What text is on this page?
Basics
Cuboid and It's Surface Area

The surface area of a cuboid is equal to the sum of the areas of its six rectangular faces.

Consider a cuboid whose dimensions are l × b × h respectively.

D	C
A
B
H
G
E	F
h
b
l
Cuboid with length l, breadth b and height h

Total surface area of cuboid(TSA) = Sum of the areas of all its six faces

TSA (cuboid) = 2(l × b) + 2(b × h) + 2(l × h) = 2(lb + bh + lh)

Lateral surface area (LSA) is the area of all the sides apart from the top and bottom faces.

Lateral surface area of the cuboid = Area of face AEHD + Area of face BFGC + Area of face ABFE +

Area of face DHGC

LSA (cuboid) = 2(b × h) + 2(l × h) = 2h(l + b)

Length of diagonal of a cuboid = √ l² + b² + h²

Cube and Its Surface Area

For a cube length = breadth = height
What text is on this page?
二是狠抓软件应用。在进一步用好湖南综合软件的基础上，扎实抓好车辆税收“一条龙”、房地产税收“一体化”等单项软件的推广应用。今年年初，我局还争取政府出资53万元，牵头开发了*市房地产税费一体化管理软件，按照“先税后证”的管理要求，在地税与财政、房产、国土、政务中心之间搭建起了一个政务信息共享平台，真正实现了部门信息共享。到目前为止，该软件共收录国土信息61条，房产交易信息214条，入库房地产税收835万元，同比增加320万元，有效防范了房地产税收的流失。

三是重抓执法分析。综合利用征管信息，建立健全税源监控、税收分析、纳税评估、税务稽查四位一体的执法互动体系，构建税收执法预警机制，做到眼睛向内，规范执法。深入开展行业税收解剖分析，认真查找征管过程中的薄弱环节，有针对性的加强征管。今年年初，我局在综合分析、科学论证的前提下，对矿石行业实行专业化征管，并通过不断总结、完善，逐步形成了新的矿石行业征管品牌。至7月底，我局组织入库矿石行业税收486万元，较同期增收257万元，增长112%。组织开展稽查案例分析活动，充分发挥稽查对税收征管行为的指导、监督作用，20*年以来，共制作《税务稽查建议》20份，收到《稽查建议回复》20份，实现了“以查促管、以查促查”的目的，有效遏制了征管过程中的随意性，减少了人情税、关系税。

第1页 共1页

□ □ □ □ □ □ □

§ **EXERCISE BRIEF**
Reproduce the entire listing word for word.

§ **RESPONSE FOR THIS EXERCISE**
What text is on this page?
Basics
Cuboid and It's Surface Area

The surface area of a cuboid is equal to the sum of the areas of its six rectangular faces.

Consider a cuboid whose dimensions are l × b × h respectively.

D	C
A
B
H
G
E	F
h
b
l
Cuboid with length l, breadth b and height h

Total surface area of cuboid(TSA) = Sum of the areas of all its six faces

TSA (cuboid) = 2(l × b) + 2(b × h) + 2(l × h) = 2(lb + bh + lh)

Lateral surface area (LSA) is the area of all the sides apart from the top and bottom faces.

Lateral surface area of the cuboid = Area of face AEHD + Area of face BFGC + Area of face ABFE +

Area of face DHGC

LSA (cuboid) = 2(b × h) + 2(l × h) = 2h(l + b)

Length of diagonal of a cuboid = √ l² + b² + h²

Cube and Its Surface Area

For a cube length = breadth = height
What text is on this page?
二是狠抓软件应用。在进一步用好湖南综合软件的基础上，扎实抓好车辆税收“一条龙”、房地产税收“一体化”等单项软件的推广应用。今年年初，我局还争取政府出资53万元，牵头开发了*市房地产税费一体化管理软件，按照“先税后证”的管理要求，在地税与财政、房产、国土、政务中心之间搭建起了一个政务信息共享平台，真正实现了部门信息共享。到目前为止，该软件共收录国土信息61条，房产交易信息214条，入库房地产税收835万元，同比增加320万元，有效防范了房地产税收的流失。

三是重抓执法分析。综合利用征管信息，建立健全税源监控、税收分析、纳税评估、税务稽查四位一体的执法互动体系，构建税收执法预警机制，做到眼睛向内，规范执法。深入开展行业税收解剖分析，认真查找征管过程中的薄弱环节，有针对性的加强征管。今年年初，我局在综合分析、科学论证的前提下，对矿石行业实行专业化征管，并通过不断总结、完善，逐步形成了新的矿石行业征管品牌。至7月底，我局组织入库矿石行业税收486万元，较同期增收257万元，增长112%。组织开展稽查案例分析活动，充分发挥稽查对税收征管行为的指导、监督作用，20*年以来，共制作《税务稽查建议》20份，收到《稽查建议回复》20份，实现了“以查促管、以查促查”的目的，有效遏制了征管过程中的随意性，减少了人情税、关系税。

第1页 共1页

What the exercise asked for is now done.